● **Set task**: Pick out all lines with the word "坚持什么原则" from the records that follow.

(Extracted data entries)
..............................
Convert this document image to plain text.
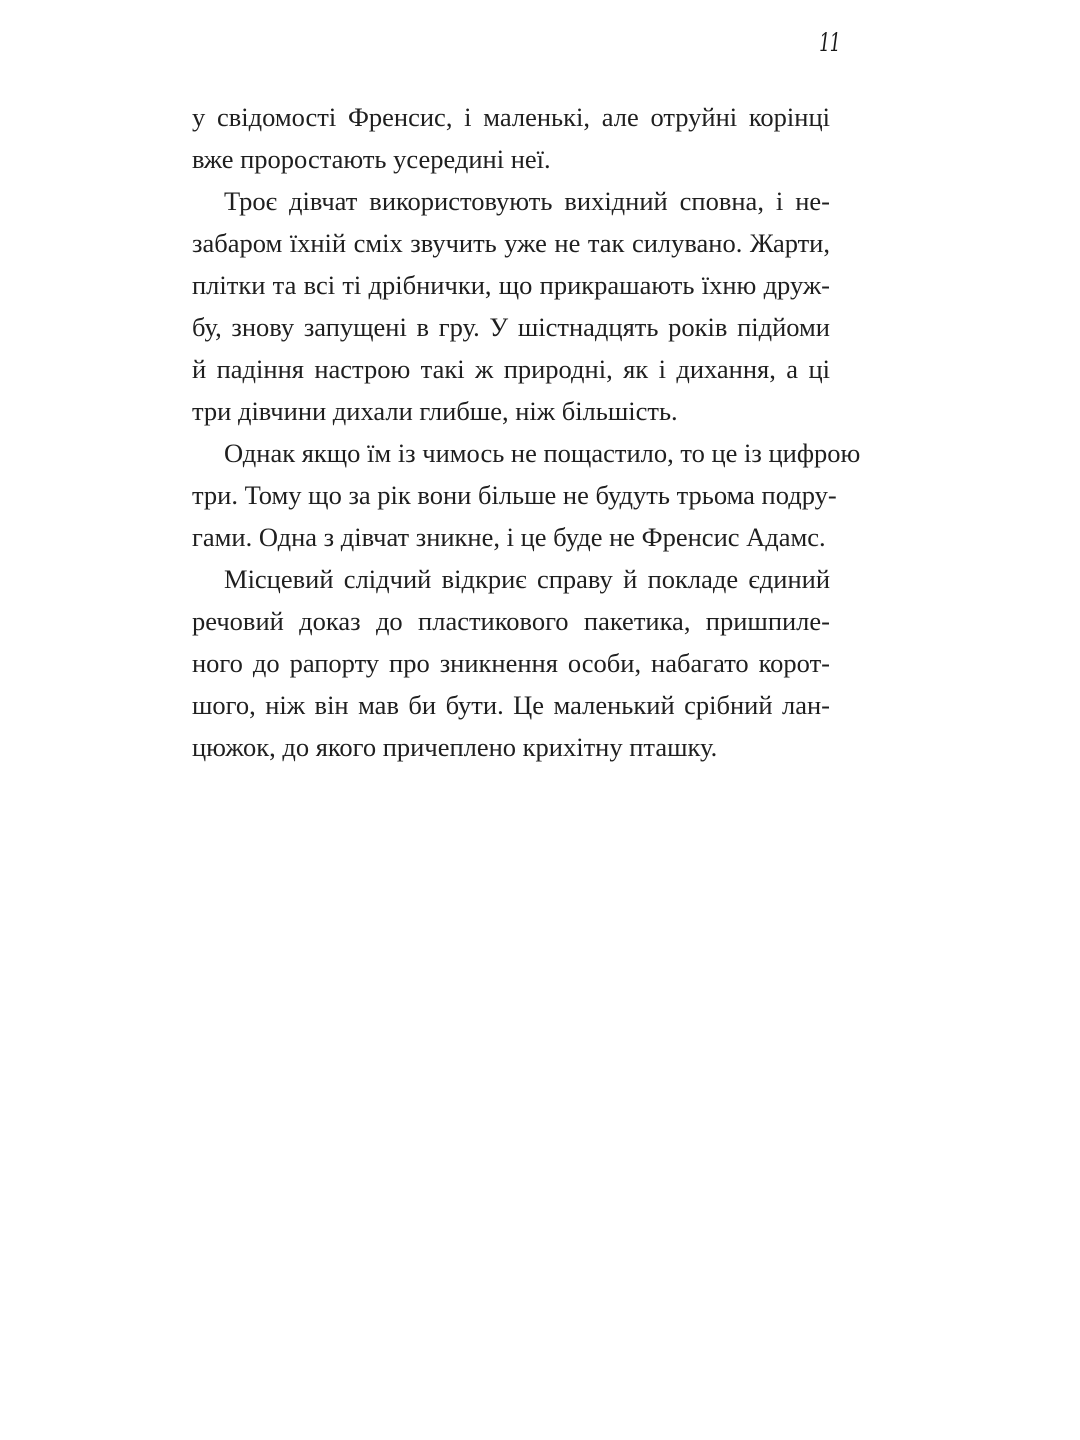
11
у свідомості Френсис, і маленькі, але отруйні корінці
вже проростають усередині неї.
Троє дівчат використовують вихідний сповна, і не-
забаром їхній сміх звучить уже не так силувано. Жарти,
плітки та всі ті дрібнички, що прикрашають їхню друж-
бу, знову запущені в гру. У шістнадцять років підйоми
й падіння настрою такі ж природні, як і дихання, а ці
три дівчини дихали глибше, ніж більшість.
Однак якщо їм із чимось не пощастило, то це із цифрою
три. Тому що за рік вони більше не будуть трьома подру-
гами. Одна з дівчат зникне, і це буде не Френсис Адамс.
Місцевий слідчий відкриє справу й покладе єдиний
речовий доказ до пластикового пакетика, пришпиле-
ного до рапорту про зникнення особи, набагато корот-
шого, ніж він мав би бути. Це маленький срібний лан-
цюжок, до якого причеплено крихітну пташку.
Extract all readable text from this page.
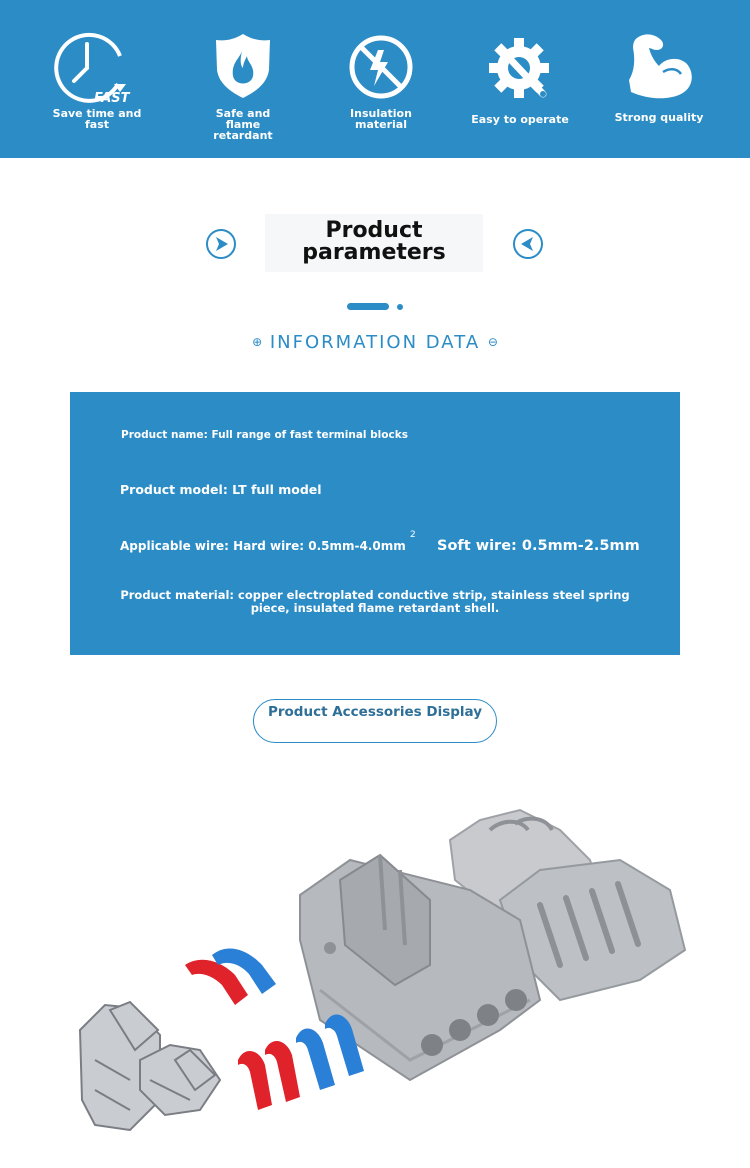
FAST
Save time and fast
Safe and flame retardant
Insulation material	Easy to operate	Strong quality
Product parameters
⊕ INFORMATION DATA ⊖
Product name: Full range of fast terminal blocks
Product model: LT full model
Applicable wire: Hard wire: 0.5mm-4.0mm
2
Soft wire: 0.5mm-2.5mm
Product material: copper electroplated conductive strip, stainless steel spring piece, insulated flame retardant shell.
Product Accessories Display
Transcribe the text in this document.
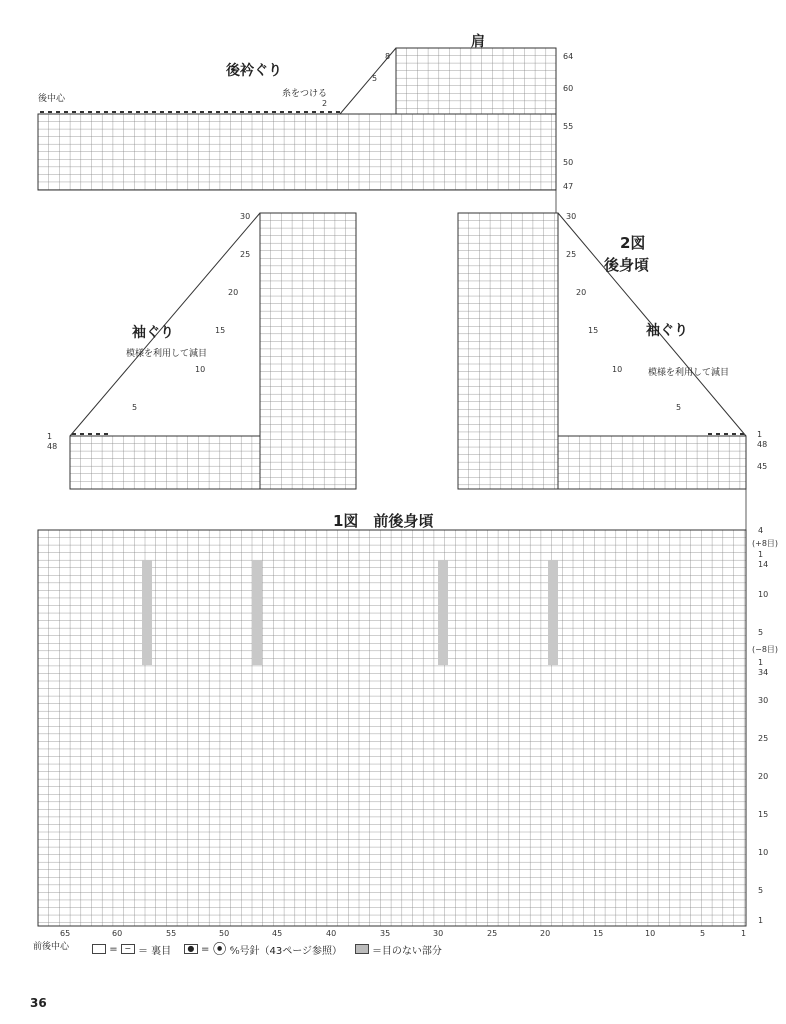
後衿ぐり
肩
2図
後身頃
袖ぐり	袖ぐり
1図　前後身頃
後中心	糸をつける
模様を利用して減目
模様を利用して減目
前後中心
64
60
55
50
47
8
5
2
30
25
20
15
10
5
1
48
45
30
25
20
15
10
5
1
48
4
(+8目)
1
14
10
5
(−8目)
1
34
30
25
20
15
10
5
1
65	60	55	50	45	40	35	30	25	20	15	10	5	1
= − ＝ 裏目 ● = ⦿ ⁶⁄₀号針（43ページ参照）	＝目のない部分
36
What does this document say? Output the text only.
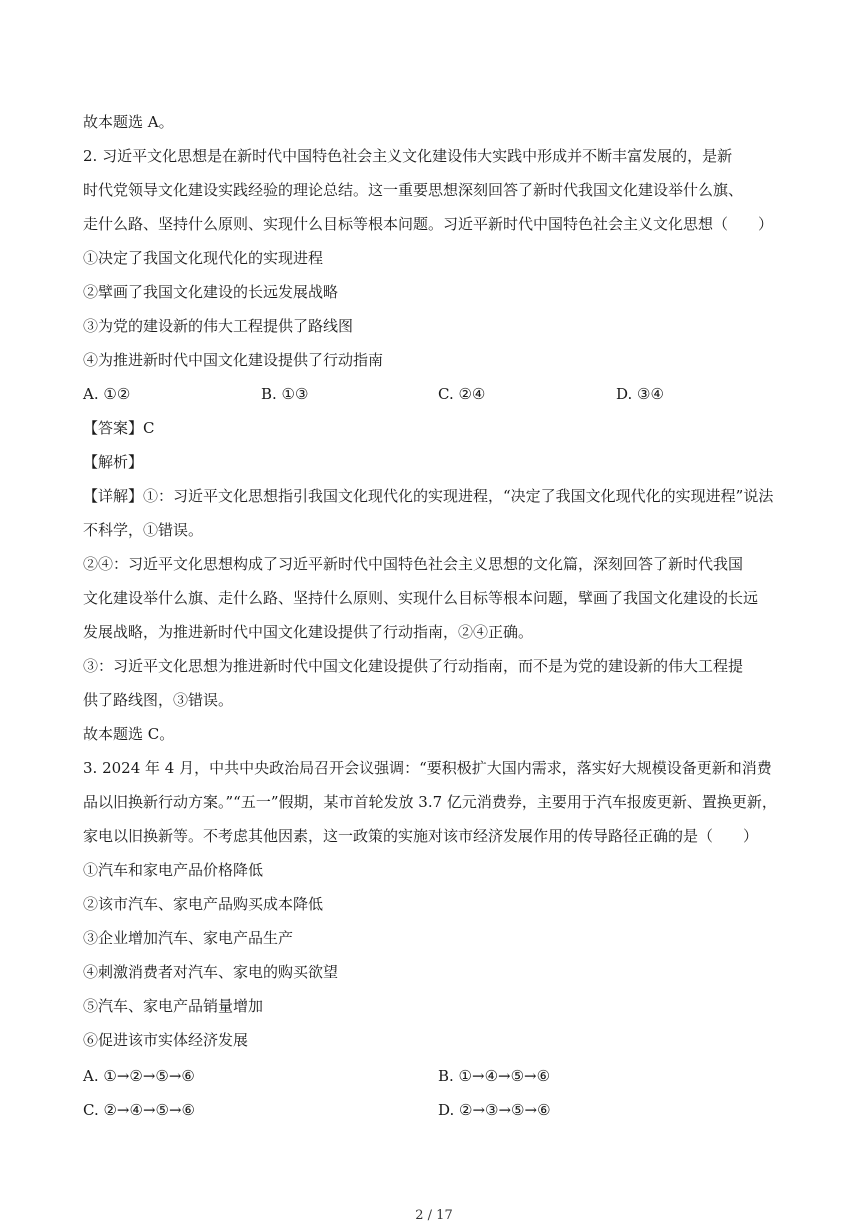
故本题选 A。
2. 习近平文化思想是在新时代中国特色社会主义文化建设伟大实践中形成并不断丰富发展的，是新
时代党领导文化建设实践经验的理论总结。这一重要思想深刻回答了新时代我国文化建设举什么旗、
走什么路、坚持什么原则、实现什么目标等根本问题。习近平新时代中国特色社会主义文化思想（　　）
①决定了我国文化现代化的实现进程
②擘画了我国文化建设的长远发展战略
③为党的建设新的伟大工程提供了路线图
④为推进新时代中国文化建设提供了行动指南
A. ①②	B. ①③	C. ②④	D. ③④
【答案】C
【解析】
【详解】①：习近平文化思想指引我国文化现代化的实现进程，“决定了我国文化现代化的实现进程”说法
不科学，①错误。
②④：习近平文化思想构成了习近平新时代中国特色社会主义思想的文化篇，深刻回答了新时代我国
文化建设举什么旗、走什么路、坚持什么原则、实现什么目标等根本问题，擘画了我国文化建设的长远
发展战略，为推进新时代中国文化建设提供了行动指南，②④正确。
③：习近平文化思想为推进新时代中国文化建设提供了行动指南，而不是为党的建设新的伟大工程提
供了路线图，③错误。
故本题选 C。
3. 2024 年 4 月，中共中央政治局召开会议强调：“要积极扩大国内需求，落实好大规模设备更新和消费
品以旧换新行动方案。”“五一”假期，某市首轮发放 3.7 亿元消费券，主要用于汽车报废更新、置换更新，
家电以旧换新等。不考虑其他因素，这一政策的实施对该市经济发展作用的传导路径正确的是（　　）
①汽车和家电产品价格降低
②该市汽车、家电产品购买成本降低
③企业增加汽车、家电产品生产
④刺激消费者对汽车、家电的购买欲望
⑤汽车、家电产品销量增加
⑥促进该市实体经济发展
A. ①→②→⑤→⑥	B. ①→④→⑤→⑥
C. ②→④→⑤→⑥	D. ②→③→⑤→⑥
2 / 17
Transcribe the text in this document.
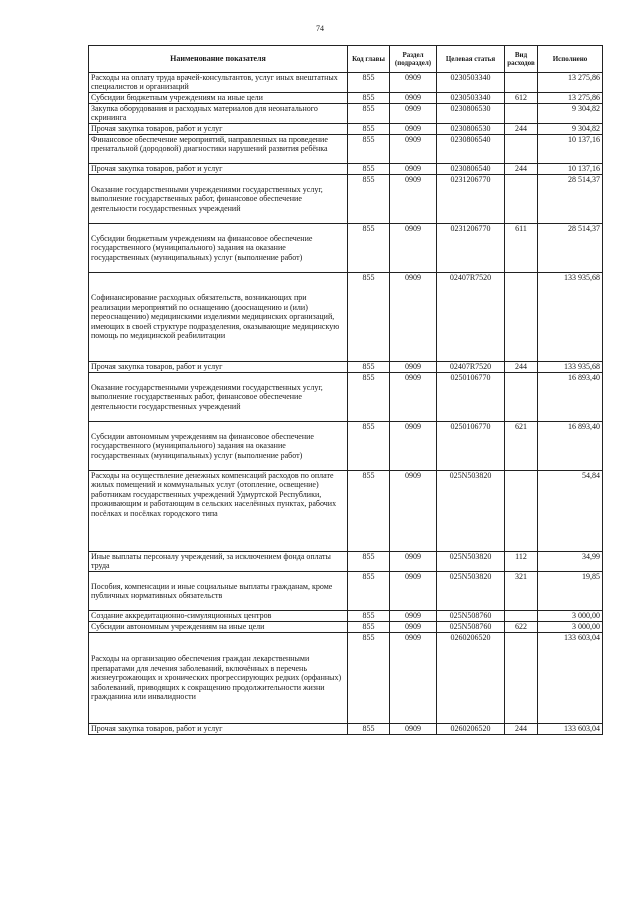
74
Наименование показателя	Код главы	Раздел (подраздел)	Целевая статья	Вид расходов	Исполнено
Расходы на оплату труда врачей-консультантов, услуг иных внештатных специалистов и организаций	855	0909	0230503340		13 275,86
Субсидии бюджетным учреждениям на иные цели	855	0909	0230503340	612	13 275,86
Закупка оборудования и расходных материалов для неонатального скрининга	855	0909	0230806530		9 304,82
Прочая закупка товаров, работ и услуг	855	0909	0230806530	244	9 304,82
Финансовое обеспечение мероприятий, направленных на проведение пренатальной (дородовой) диагностики нарушений развития ребёнка	855	0909	0230806540		10 137,16
Прочая закупка товаров, работ и услуг	855	0909	0230806540	244	10 137,16
Оказание государственными учреждениями государственных услуг, выполнение государственных работ, финансовое обеспечение деятельности государственных учреждений	855	0909	0231206770		28 514,37
Субсидии бюджетным учреждениям на финансовое обеспечение государственного (муниципального) задания на оказание государственных (муниципальных) услуг (выполнение работ)	855	0909	0231206770	611	28 514,37
Софинансирование расходных обязательств, возникающих при реализации мероприятий по оснащению (дооснащению и (или) переоснащению) медицинскими изделиями медицинских организаций, имеющих в своей структуре подразделения, оказывающие медицинскую помощь по медицинской реабилитации	855	0909	02407R7520		133 935,68
Прочая закупка товаров, работ и услуг	855	0909	02407R7520	244	133 935,68
Оказание государственными учреждениями государственных услуг, выполнение государственных работ, финансовое обеспечение деятельности государственных учреждений	855	0909	0250106770		16 893,40
Субсидии автономным учреждениям на финансовое обеспечение государственного (муниципального) задания на оказание государственных (муниципальных) услуг (выполнение работ)	855	0909	0250106770	621	16 893,40
Расходы на осуществление денежных компенсаций расходов по оплате жилых помещений и коммунальных услуг (отопление, освещение) работникам государственных учреждений Удмуртской Республики, проживающим и работающим в сельских населённых пунктах, рабочих посёлках и посёлках городского типа	855	0909	025N503820		54,84
Иные выплаты персоналу учреждений, за исключением фонда оплаты труда	855	0909	025N503820	112	34,99
Пособия, компенсации и иные социальные выплаты гражданам, кроме публичных нормативных обязательств	855	0909	025N503820	321	19,85
Создание аккредитационно-симуляционных центров	855	0909	025N508760		3 000,00
Субсидии автономным учреждениям на иные цели	855	0909	025N508760	622	3 000,00
Расходы на организацию обеспечения граждан лекарственными препаратами для лечения заболеваний, включённых в перечень жизнеугрожающих и хронических прогрессирующих редких (орфанных) заболеваний, приводящих к сокращению продолжительности жизни гражданина или инвалидности	855	0909	0260206520		133 603,04
Прочая закупка товаров, работ и услуг	855	0909	0260206520	244	133 603,04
..............................
● **Exercise output**:
走什么路、坚持什么原则、实现什么目标等根本问题。习近平新时代中国特色社会主义文化思想（　　）
文化建设举什么旗、走什么路、坚持什么原则、实现什么目标等根本问题，擘画了我国文化建设的长远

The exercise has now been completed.